### Task
In the entries below, lay out the lines starting at the one containing "Text: equation:: equation: xyxy=(74,516,151,531)" and ending at the one containing "Text: Add stoichiometric" as a JSON list of strings, one string per line. Include both of those lines and leave out any blank lines.

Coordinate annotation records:
= = =
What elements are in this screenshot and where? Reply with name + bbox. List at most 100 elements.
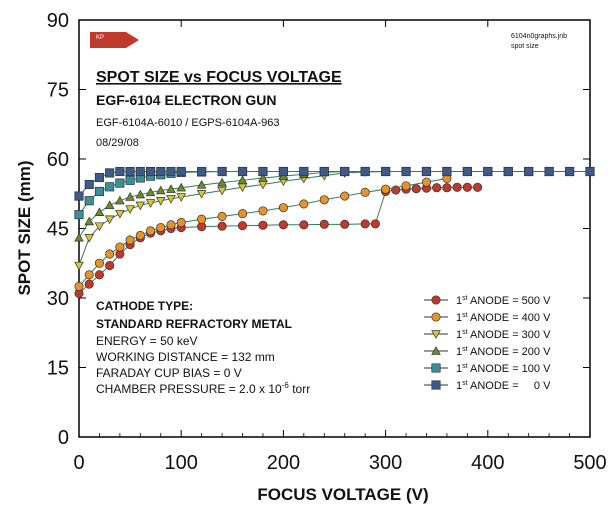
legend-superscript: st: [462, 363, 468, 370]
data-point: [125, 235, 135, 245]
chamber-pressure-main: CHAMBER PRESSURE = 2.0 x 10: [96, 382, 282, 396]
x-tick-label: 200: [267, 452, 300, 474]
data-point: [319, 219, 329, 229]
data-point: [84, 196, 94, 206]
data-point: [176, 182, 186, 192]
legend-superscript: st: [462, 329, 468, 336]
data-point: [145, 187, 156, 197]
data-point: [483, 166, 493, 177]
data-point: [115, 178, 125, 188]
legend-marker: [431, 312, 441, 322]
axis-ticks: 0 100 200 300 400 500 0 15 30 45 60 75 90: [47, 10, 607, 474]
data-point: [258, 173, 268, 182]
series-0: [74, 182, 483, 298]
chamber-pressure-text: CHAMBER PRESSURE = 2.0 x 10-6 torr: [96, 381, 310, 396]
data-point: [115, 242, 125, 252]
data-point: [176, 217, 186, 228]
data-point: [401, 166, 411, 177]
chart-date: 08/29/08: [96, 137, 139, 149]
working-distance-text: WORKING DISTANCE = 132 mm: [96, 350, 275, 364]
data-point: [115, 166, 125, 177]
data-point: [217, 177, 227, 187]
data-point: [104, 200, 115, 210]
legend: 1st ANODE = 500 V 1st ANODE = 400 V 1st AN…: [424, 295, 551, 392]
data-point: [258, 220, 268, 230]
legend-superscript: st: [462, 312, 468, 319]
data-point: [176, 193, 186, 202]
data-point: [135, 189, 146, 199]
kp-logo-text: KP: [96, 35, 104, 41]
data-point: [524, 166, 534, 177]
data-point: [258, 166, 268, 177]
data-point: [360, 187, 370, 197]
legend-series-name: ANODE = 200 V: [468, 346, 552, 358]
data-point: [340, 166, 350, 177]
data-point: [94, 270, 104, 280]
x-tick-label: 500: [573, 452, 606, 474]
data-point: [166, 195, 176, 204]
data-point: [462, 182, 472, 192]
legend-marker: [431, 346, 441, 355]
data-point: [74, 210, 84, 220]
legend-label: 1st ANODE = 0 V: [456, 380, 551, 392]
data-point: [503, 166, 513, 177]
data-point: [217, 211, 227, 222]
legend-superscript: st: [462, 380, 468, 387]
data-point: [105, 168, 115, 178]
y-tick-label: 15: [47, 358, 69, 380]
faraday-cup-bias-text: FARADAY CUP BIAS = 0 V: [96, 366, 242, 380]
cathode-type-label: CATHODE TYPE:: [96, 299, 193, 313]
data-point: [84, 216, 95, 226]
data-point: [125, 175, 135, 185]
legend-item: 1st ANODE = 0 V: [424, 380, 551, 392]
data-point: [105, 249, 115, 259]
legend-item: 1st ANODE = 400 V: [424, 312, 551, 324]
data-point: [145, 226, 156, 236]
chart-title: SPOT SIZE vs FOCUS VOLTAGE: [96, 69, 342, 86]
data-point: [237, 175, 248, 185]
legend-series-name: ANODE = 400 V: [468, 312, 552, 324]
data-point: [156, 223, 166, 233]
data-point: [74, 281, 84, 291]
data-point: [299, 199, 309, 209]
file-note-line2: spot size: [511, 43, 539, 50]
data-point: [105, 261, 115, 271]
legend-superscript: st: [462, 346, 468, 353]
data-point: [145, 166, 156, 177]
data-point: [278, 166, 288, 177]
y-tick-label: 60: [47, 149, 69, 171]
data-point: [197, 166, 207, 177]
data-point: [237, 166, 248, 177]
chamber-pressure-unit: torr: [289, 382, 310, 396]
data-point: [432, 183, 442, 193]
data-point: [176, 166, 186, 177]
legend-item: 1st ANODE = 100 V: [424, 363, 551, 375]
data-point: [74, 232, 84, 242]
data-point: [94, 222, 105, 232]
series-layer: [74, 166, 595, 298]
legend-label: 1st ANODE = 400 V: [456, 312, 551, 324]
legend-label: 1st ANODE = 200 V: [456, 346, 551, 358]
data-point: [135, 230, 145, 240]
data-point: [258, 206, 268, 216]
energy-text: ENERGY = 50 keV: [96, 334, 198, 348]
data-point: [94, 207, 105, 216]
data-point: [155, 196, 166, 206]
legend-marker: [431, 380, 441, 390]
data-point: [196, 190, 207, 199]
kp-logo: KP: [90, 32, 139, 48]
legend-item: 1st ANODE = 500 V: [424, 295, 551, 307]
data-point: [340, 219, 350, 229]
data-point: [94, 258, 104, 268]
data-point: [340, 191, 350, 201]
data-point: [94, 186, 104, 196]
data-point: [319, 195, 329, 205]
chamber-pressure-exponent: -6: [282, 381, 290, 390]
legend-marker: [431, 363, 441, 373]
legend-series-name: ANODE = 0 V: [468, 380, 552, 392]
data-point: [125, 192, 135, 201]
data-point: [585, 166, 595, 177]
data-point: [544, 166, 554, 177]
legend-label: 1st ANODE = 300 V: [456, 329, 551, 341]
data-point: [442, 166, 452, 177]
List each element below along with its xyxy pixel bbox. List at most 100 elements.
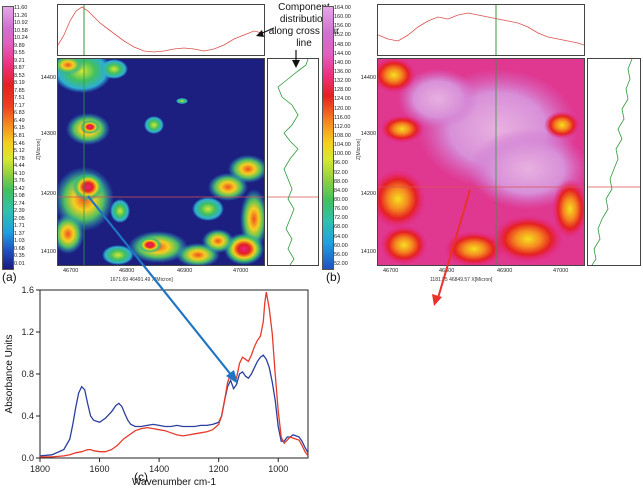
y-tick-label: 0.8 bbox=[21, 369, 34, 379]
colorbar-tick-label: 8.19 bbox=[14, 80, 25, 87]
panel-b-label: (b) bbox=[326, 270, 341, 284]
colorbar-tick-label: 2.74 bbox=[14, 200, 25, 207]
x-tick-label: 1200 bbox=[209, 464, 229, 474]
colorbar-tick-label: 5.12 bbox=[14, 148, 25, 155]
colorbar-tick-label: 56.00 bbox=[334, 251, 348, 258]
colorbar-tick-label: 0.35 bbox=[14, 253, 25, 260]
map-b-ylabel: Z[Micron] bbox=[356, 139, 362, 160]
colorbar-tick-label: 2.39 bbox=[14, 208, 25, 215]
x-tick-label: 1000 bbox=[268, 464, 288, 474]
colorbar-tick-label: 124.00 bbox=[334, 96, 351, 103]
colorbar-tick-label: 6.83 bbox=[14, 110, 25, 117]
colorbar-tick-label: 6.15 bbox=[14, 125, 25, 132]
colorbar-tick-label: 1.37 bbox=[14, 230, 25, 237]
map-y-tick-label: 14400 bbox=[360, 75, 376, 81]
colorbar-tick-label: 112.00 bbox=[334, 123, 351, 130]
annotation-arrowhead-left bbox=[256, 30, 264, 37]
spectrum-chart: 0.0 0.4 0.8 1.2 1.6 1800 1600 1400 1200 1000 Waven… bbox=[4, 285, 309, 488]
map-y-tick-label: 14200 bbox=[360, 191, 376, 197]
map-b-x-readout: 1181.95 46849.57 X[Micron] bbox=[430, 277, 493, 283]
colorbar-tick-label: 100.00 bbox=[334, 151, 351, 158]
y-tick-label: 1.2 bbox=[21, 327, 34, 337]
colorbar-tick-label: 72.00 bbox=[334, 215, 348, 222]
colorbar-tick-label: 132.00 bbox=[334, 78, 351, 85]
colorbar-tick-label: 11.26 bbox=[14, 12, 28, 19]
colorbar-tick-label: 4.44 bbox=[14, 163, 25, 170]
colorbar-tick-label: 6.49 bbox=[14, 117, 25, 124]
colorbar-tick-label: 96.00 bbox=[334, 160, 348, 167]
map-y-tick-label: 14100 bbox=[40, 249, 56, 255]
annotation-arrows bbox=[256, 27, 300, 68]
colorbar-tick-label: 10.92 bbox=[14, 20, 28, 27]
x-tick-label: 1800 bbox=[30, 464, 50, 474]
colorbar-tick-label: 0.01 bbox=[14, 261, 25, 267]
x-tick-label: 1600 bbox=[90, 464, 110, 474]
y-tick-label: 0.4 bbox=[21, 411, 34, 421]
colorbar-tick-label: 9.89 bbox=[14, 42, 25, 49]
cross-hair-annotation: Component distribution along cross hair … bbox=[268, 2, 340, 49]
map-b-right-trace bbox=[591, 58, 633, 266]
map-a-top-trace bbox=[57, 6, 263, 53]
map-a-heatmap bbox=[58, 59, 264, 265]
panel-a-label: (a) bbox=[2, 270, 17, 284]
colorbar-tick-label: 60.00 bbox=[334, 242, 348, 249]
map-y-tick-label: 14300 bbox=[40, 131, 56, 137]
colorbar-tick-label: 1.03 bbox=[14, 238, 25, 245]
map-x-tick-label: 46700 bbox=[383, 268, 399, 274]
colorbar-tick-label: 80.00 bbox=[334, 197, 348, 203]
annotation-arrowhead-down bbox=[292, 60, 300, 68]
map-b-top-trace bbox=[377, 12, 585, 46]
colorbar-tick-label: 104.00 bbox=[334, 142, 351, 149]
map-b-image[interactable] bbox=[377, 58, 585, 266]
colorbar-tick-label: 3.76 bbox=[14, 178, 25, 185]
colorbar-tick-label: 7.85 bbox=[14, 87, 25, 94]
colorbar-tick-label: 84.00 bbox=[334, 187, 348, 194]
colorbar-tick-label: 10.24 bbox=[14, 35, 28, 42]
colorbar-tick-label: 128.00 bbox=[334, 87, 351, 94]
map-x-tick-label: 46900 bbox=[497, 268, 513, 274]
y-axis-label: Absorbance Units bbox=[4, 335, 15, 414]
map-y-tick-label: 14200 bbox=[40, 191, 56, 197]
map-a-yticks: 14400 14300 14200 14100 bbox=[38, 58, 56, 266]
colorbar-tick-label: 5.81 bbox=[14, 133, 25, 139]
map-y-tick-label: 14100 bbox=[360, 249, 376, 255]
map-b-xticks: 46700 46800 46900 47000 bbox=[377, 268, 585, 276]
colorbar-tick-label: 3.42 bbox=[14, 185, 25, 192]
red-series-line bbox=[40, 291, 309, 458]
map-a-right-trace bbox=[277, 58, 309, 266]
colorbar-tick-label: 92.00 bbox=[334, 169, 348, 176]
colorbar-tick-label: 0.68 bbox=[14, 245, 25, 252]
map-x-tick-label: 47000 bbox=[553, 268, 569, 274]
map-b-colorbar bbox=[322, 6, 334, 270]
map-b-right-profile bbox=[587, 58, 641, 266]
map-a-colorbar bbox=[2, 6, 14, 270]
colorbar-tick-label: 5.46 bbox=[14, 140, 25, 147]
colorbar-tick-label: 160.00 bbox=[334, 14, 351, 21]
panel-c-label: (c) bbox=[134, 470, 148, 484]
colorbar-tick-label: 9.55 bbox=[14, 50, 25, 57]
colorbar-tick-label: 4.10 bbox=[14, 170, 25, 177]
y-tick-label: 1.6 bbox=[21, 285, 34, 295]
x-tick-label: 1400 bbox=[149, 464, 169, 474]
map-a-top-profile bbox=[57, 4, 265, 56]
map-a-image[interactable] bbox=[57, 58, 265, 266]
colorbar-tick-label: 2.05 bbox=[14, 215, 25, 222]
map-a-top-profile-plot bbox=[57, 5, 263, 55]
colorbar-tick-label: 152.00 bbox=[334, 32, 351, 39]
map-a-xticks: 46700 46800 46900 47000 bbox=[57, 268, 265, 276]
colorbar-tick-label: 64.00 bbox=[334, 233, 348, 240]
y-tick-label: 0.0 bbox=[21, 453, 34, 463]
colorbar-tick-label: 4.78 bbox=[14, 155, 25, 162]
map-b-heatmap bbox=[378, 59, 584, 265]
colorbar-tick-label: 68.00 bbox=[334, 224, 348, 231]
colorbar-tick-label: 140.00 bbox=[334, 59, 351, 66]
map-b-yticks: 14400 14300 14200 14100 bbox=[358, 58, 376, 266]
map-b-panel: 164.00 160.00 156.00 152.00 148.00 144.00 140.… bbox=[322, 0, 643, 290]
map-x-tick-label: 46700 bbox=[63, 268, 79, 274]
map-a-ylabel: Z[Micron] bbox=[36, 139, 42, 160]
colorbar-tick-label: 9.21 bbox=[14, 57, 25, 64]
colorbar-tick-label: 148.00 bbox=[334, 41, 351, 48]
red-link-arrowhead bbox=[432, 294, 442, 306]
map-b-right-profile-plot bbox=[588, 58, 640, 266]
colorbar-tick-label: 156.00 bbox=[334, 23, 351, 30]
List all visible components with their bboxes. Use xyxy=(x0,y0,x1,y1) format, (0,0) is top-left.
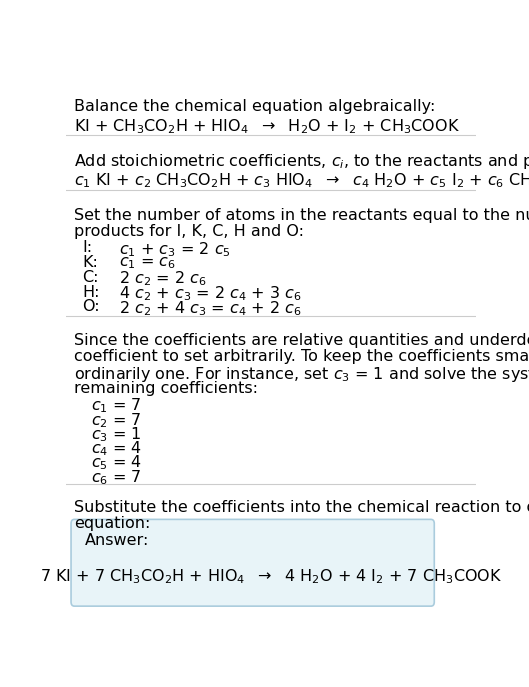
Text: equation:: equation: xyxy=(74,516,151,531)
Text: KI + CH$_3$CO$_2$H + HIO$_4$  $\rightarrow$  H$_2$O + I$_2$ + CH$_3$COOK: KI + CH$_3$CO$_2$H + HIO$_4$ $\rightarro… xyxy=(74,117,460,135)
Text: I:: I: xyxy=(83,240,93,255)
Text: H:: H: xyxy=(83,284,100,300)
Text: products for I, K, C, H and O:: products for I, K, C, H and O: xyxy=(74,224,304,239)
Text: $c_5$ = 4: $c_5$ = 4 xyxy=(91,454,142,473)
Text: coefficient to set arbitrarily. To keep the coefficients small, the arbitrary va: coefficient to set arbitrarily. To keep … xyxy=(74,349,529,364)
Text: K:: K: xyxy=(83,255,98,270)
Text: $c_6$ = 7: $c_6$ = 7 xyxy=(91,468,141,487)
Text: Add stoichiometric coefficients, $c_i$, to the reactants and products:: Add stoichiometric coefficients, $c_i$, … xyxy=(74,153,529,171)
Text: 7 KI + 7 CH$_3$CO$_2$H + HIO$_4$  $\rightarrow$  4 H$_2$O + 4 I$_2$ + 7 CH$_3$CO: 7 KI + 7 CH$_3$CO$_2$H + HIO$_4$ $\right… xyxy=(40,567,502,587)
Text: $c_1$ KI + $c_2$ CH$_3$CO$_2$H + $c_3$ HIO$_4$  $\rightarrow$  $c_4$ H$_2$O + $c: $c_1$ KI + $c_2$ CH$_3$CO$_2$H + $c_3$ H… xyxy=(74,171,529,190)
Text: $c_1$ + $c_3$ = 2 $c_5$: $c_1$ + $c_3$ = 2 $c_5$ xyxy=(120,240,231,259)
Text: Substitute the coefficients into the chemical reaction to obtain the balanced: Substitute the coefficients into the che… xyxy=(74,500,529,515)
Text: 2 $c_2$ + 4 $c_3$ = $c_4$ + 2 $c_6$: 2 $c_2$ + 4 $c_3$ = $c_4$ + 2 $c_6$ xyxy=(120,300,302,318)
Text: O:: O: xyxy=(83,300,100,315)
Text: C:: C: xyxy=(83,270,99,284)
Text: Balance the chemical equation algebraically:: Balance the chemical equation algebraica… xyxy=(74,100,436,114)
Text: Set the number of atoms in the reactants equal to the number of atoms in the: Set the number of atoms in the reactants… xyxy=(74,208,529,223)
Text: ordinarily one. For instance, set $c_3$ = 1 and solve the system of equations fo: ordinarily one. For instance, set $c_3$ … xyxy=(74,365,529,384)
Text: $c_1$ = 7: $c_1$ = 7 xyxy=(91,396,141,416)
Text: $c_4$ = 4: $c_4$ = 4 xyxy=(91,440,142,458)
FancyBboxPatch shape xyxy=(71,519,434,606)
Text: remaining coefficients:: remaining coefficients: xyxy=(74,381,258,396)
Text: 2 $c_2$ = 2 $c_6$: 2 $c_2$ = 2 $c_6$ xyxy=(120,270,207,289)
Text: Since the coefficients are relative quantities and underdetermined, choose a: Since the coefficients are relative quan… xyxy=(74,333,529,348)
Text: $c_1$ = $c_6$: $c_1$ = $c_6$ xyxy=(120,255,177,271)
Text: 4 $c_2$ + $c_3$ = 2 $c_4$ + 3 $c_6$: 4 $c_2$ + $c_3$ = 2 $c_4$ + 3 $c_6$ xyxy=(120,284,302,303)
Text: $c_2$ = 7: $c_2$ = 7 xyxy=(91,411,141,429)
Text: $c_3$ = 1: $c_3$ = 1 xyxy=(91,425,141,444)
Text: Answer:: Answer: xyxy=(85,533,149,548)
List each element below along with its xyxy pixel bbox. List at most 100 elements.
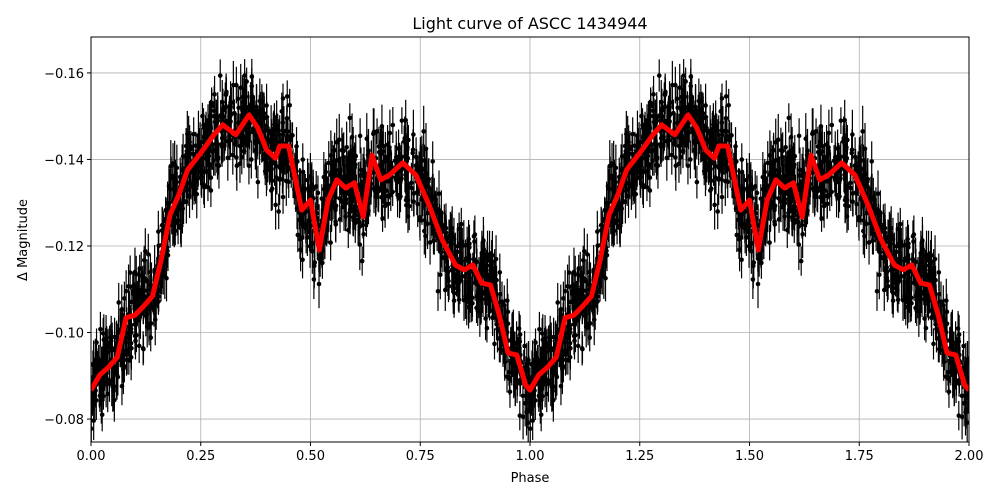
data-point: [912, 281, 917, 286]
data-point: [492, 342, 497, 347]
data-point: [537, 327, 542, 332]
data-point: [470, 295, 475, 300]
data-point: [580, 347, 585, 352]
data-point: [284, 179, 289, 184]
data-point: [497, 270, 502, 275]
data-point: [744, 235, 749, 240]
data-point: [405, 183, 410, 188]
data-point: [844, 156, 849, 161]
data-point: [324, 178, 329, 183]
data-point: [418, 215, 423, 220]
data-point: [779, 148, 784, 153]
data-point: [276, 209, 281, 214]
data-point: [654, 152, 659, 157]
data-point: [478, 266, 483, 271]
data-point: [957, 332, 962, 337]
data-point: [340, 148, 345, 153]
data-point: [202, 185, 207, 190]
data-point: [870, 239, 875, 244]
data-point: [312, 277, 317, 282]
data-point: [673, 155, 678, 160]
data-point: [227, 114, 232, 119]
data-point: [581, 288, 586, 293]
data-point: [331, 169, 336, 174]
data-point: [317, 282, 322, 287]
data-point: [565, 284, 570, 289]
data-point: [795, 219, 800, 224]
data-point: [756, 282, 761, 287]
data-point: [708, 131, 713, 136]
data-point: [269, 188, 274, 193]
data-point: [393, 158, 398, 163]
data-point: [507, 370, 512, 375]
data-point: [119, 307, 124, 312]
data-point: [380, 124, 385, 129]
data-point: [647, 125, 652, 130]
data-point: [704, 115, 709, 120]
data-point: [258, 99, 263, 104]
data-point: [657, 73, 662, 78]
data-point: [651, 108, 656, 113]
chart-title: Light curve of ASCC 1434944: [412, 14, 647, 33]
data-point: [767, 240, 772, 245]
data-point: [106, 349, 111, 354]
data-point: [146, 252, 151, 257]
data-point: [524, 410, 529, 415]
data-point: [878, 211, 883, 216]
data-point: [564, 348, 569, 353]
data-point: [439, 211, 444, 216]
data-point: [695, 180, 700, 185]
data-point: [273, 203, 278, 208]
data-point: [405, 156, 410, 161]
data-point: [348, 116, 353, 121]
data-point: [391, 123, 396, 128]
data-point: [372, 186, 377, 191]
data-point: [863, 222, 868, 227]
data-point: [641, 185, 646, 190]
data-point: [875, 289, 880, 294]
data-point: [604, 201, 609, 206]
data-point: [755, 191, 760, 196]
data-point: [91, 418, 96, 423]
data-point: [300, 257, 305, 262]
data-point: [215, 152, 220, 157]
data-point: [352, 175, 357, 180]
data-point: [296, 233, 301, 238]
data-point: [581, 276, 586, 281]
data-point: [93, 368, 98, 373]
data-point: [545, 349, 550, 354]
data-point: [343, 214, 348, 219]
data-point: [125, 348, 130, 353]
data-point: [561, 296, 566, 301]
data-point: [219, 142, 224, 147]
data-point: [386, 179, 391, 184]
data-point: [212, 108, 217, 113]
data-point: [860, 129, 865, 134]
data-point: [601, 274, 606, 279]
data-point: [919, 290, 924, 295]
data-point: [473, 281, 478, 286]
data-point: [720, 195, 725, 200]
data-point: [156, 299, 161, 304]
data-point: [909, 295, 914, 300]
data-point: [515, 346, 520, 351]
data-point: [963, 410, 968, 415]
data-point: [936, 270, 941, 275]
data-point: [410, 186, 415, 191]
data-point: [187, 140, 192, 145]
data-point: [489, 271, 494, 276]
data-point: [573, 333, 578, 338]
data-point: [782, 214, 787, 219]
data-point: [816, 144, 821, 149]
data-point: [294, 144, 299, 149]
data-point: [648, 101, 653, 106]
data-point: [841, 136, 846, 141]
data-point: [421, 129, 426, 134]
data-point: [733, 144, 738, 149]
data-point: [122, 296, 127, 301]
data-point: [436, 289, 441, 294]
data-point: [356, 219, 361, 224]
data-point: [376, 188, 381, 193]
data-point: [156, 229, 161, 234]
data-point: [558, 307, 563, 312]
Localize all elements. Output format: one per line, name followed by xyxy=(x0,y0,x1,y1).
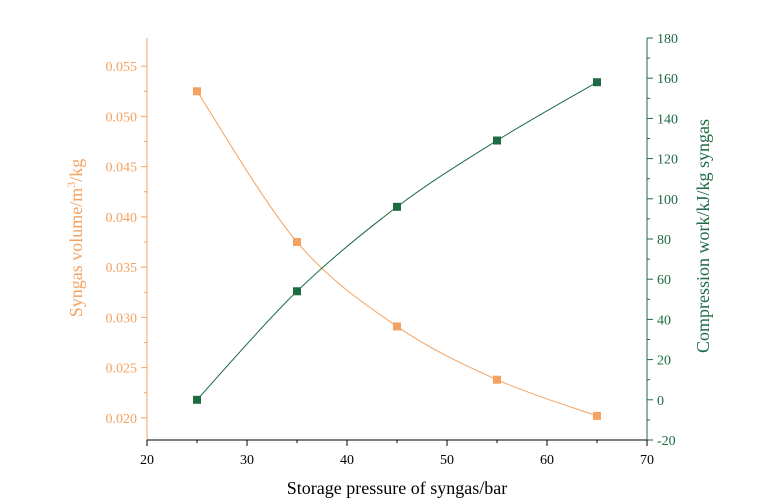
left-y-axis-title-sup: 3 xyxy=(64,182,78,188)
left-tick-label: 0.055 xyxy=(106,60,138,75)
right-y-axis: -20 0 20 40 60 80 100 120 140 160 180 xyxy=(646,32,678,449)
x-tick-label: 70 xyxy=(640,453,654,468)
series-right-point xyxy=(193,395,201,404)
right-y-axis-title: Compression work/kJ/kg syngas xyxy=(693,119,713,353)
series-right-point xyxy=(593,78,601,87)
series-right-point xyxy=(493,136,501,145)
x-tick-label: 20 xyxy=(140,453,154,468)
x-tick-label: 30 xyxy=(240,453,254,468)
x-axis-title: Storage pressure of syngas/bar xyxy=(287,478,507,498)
= = =
### Exercise response
[
  "Text: equation:: equation: xyxy=(74,516,151,531)",
  "Text: KI + CH$_3$CO$_2$H + HIO$_4$  $\\rightarrow$  H$_2$O + I$_2$ + CH$_3$COOK: KI + CH$_3$CO$_2$H + HIO$_4$ $\\rightarro… xyxy=(74,117,460,135)",
  "Text: I:: I: xyxy=(83,240,93,255)",
  "Text: H:: H: xyxy=(83,284,100,300)",
  "Text: products for I, K, C, H and O:: products for I, K, C, H and O: xyxy=(74,224,304,239)",
  "Text: $c_5$ = 4: $c_5$ = 4 xyxy=(91,454,142,473)",
  "Text: coefficient to set arbitrarily. To keep the coefficients small, the arbitrary va: coefficient to set arbitrarily. To keep … xyxy=(74,349,529,364)",
  "Text: K:: K: xyxy=(83,255,98,270)",
  "Text: $c_6$ = 7: $c_6$ = 7 xyxy=(91,468,141,487)",
  "Text: Add stoichiometric coefficients, $c_i$, to the reactants and products:: Add stoichiometric coefficients, $c_i$, … xyxy=(74,153,529,171)"
]